### PROVIDED MATERIAL

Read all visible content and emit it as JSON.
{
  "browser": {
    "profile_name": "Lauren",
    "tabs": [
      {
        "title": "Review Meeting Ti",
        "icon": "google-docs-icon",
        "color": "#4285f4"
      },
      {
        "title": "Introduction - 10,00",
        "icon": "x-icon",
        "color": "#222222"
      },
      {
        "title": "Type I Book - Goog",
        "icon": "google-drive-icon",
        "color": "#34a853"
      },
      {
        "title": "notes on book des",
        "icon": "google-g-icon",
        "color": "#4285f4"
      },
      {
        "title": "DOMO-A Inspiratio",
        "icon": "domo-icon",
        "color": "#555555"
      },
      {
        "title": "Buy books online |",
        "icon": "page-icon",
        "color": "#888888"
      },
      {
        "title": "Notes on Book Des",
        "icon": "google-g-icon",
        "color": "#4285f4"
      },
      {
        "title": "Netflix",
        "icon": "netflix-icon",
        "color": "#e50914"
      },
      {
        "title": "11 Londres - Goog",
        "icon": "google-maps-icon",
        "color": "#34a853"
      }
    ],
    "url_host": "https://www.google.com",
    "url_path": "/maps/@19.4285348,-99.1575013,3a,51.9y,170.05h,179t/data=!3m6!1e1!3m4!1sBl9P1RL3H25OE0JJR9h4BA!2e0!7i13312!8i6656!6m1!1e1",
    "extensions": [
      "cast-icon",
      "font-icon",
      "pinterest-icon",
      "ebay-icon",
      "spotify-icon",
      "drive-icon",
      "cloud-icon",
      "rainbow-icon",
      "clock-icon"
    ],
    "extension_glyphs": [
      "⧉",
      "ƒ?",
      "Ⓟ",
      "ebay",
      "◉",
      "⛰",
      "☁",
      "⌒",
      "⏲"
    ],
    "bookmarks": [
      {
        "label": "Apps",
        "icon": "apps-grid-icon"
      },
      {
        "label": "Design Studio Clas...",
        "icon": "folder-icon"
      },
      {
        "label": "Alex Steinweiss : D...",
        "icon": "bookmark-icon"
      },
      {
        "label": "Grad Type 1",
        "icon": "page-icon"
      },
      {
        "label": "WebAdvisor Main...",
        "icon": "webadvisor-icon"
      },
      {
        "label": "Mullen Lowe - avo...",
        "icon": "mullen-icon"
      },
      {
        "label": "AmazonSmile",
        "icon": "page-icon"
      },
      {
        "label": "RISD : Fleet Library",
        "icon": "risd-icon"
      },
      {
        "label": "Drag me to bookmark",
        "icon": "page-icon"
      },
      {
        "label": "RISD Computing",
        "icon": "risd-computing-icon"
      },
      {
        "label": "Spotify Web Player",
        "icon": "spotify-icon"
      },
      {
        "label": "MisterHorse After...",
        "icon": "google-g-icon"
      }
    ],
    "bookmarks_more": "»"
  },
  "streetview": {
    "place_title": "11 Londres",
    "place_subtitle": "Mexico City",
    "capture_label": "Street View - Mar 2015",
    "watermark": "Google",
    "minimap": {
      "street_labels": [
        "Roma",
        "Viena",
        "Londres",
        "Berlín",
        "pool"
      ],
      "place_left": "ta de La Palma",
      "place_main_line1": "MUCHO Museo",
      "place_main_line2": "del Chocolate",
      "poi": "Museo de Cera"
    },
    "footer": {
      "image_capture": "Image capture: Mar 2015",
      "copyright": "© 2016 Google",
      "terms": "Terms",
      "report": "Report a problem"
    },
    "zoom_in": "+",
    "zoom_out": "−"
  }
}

### DESCRIPTION OF THE TASK
The records above should be returned exactly.

### RESPONSE BELOW
Read all visible content and emit it as JSON.
{
  "browser": {
    "profile_name": "Lauren",
    "tabs": [
      {
        "title": "Review Meeting Ti",
        "icon": "google-docs-icon",
        "color": "#4285f4"
      },
      {
        "title": "Introduction - 10,00",
        "icon": "x-icon",
        "color": "#222222"
      },
      {
        "title": "Type I Book - Goog",
        "icon": "google-drive-icon",
        "color": "#34a853"
      },
      {
        "title": "notes on book des",
        "icon": "google-g-icon",
        "color": "#4285f4"
      },
      {
        "title": "DOMO-A Inspiratio",
        "icon": "domo-icon",
        "color": "#555555"
      },
      {
        "title": "Buy books online |",
        "icon": "page-icon",
        "color": "#888888"
      },
      {
        "title": "Notes on Book Des",
        "icon": "google-g-icon",
        "color": "#4285f4"
      },
      {
        "title": "Netflix",
        "icon": "netflix-icon",
        "color": "#e50914"
      },
      {
        "title": "11 Londres - Goog",
        "icon": "google-maps-icon",
        "color": "#34a853"
      }
    ],
    "url_host": "https://www.google.com",
    "url_path": "/maps/@19.4285348,-99.1575013,3a,51.9y,170.05h,179t/data=!3m6!1e1!3m4!1sBl9P1RL3H25OE0JJR9h4BA!2e0!7i13312!8i6656!6m1!1e1",
    "extensions": [
      "cast-icon",
      "font-icon",
      "pinterest-icon",
      "ebay-icon",
      "spotify-icon",
      "drive-icon",
      "cloud-icon",
      "rainbow-icon",
      "clock-icon"
    ],
    "extension_glyphs": [
      "⧉",
      "ƒ?",
      "Ⓟ",
      "ebay",
      "◉",
      "⛰",
      "☁",
      "⌒",
      "⏲"
    ],
    "bookmarks": [
      {
        "label": "Apps",
        "icon": "apps-grid-icon"
      },
      {
        "label": "Design Studio Clas...",
        "icon": "folder-icon"
      },
      {
        "label": "Alex Steinweiss : D...",
        "icon": "bookmark-icon"
      },
      {
        "label": "Grad Type 1",
        "icon": "page-icon"
      },
      {
        "label": "WebAdvisor Main...",
        "icon": "webadvisor-icon"
      },
      {
        "label": "Mullen Lowe - avo...",
        "icon": "mullen-icon"
      },
      {
        "label": "AmazonSmile",
        "icon": "page-icon"
      },
      {
        "label": "RISD : Fleet Library",
        "icon": "risd-icon"
      },
      {
        "label": "Drag me to bookmark",
        "icon": "page-icon"
      },
      {
        "label": "RISD Computing",
        "icon": "risd-computing-icon"
      },
      {
        "label": "Spotify Web Player",
        "icon": "spotify-icon"
      },
      {
        "label": "MisterHorse After...",
        "icon": "google-g-icon"
      }
    ],
    "bookmarks_more": "»"
  },
  "streetview": {
    "place_title": "11 Londres",
    "place_subtitle": "Mexico City",
    "capture_label": "Street View - Mar 2015",
    "watermark": "Google",
    "minimap": {
      "street_labels": [
        "Roma",
        "Viena",
        "Londres",
        "Berlín",
        "pool"
      ],
      "place_left": "ta de La Palma",
      "place_main_line1": "MUCHO Museo",
      "place_main_line2": "del Chocolate",
      "poi": "Museo de Cera"
    },
    "footer": {
      "image_capture": "Image capture: Mar 2015",
      "copyright": "© 2016 Google",
      "terms": "Terms",
      "report": "Report a problem"
    },
    "zoom_in": "+",
    "zoom_out": "−"
  }
}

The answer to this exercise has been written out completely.